- [Brief]: Your task is to copy every line of the entries that contains "appartenant".

▼

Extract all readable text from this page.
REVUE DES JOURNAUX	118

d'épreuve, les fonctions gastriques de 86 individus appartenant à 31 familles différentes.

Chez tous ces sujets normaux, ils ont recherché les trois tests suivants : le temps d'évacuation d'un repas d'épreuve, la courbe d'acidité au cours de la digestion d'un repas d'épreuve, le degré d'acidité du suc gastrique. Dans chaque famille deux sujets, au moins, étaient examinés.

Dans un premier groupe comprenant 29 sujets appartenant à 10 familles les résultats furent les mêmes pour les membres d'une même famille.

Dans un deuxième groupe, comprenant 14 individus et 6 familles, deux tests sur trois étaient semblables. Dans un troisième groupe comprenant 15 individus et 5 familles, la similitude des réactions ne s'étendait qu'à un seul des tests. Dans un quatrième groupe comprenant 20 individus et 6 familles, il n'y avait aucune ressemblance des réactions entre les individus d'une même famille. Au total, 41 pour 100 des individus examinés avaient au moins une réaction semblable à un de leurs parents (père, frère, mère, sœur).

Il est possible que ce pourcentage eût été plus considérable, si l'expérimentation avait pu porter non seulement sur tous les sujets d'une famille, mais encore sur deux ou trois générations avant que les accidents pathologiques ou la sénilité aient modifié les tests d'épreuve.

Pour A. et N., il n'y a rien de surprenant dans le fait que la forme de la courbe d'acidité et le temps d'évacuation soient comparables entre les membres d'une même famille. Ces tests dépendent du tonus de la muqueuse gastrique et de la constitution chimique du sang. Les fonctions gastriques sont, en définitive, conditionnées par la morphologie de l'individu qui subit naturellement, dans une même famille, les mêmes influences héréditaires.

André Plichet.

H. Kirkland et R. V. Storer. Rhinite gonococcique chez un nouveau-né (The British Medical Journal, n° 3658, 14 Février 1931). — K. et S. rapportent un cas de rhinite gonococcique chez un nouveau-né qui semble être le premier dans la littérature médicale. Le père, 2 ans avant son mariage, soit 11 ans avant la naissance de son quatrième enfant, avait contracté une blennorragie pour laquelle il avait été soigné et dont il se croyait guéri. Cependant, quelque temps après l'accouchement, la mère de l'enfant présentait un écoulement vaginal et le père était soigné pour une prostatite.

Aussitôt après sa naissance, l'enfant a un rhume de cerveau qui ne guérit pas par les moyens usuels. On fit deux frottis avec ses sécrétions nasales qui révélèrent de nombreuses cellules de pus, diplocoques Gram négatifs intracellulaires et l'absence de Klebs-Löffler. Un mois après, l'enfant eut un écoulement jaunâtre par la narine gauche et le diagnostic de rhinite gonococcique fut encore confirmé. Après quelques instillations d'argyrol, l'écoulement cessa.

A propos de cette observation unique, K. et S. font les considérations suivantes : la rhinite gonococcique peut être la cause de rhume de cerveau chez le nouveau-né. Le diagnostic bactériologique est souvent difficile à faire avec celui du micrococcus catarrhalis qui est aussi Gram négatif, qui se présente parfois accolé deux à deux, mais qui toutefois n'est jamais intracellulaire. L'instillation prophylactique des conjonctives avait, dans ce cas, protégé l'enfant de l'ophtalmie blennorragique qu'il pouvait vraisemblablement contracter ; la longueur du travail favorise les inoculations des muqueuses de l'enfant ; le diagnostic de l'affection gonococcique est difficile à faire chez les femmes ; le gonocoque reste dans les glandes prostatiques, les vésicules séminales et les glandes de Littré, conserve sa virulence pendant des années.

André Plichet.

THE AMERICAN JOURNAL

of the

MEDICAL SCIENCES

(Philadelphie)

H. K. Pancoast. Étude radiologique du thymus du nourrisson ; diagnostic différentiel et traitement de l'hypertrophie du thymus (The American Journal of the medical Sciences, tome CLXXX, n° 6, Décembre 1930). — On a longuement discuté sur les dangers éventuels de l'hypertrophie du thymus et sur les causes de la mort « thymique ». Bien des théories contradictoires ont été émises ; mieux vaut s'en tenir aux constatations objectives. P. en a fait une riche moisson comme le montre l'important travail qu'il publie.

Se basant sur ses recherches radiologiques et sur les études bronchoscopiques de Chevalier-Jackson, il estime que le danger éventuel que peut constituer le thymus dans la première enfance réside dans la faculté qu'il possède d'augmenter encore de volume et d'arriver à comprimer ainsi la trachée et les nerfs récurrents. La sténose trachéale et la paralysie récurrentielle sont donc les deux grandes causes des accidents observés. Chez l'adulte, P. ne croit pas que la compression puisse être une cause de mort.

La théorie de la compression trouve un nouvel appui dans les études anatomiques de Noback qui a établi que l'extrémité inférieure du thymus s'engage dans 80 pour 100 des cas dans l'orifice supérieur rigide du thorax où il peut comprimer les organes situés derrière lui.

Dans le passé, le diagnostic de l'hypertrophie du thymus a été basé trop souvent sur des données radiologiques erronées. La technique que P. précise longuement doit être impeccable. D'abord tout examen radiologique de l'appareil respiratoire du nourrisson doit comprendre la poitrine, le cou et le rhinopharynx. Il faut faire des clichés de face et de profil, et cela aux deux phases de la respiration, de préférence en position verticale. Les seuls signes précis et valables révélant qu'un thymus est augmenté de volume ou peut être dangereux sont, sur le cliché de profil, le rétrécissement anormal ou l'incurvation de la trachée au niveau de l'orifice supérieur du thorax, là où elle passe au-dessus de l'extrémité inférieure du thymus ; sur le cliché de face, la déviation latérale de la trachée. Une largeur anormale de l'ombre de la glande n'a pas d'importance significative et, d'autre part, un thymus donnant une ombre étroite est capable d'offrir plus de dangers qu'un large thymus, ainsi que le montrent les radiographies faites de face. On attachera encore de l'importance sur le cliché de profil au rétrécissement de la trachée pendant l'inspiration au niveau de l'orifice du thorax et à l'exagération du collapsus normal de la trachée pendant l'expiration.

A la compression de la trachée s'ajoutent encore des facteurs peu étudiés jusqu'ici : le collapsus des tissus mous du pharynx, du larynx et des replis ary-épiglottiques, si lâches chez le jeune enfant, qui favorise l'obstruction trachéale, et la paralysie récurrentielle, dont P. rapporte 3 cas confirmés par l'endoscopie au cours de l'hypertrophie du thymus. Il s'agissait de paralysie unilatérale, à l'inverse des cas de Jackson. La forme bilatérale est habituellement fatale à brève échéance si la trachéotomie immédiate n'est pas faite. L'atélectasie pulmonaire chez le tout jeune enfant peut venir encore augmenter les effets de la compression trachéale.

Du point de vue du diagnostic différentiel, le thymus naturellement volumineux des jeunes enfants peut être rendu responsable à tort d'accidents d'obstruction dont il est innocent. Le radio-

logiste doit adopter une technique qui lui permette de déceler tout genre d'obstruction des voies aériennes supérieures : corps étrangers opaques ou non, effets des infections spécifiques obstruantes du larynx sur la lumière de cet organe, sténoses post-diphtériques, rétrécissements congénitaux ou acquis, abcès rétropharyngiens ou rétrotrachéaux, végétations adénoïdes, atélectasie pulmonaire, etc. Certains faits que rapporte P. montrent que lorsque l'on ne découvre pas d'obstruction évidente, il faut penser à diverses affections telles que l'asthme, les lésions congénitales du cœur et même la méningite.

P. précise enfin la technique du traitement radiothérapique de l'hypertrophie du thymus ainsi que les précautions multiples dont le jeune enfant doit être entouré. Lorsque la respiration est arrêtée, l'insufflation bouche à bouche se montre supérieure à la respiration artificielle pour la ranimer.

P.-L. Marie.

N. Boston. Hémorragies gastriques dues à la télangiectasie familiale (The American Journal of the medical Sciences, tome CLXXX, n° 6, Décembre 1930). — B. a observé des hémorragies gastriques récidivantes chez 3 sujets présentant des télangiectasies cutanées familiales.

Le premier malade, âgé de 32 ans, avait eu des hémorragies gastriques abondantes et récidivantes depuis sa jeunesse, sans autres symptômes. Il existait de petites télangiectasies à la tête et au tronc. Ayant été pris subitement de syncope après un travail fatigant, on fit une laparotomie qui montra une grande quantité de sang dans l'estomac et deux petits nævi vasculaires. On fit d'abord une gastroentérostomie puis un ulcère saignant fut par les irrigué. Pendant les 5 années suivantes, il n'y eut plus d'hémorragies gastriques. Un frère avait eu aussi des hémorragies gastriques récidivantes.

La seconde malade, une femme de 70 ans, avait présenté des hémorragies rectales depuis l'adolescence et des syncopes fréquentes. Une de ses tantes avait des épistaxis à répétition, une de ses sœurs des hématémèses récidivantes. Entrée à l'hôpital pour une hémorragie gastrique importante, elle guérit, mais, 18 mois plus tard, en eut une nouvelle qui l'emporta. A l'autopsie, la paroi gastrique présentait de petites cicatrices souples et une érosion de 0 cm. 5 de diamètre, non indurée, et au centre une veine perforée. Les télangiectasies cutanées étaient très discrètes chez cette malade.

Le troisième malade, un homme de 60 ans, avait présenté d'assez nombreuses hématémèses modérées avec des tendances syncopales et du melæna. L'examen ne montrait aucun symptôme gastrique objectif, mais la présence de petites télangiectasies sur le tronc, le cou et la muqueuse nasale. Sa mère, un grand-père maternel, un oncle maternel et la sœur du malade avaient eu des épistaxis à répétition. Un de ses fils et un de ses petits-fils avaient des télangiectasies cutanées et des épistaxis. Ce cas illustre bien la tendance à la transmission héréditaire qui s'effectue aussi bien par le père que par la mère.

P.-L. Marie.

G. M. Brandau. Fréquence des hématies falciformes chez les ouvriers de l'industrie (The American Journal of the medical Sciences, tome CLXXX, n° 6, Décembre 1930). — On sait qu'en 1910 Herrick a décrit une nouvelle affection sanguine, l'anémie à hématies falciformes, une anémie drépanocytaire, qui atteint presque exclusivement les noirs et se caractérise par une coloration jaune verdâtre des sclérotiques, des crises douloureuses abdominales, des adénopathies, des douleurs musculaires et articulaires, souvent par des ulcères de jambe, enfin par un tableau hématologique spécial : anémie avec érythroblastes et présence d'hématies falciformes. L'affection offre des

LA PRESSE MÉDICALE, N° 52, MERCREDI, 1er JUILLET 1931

▲

- [Full solution]:
d'épreuve, les fonctions gastriques de 86 individus appartenant à 31 familles différentes.
Dans un premier groupe comprenant 29 sujets appartenant à 10 familles les résultats furent les mêmes pour les membres d'une même famille.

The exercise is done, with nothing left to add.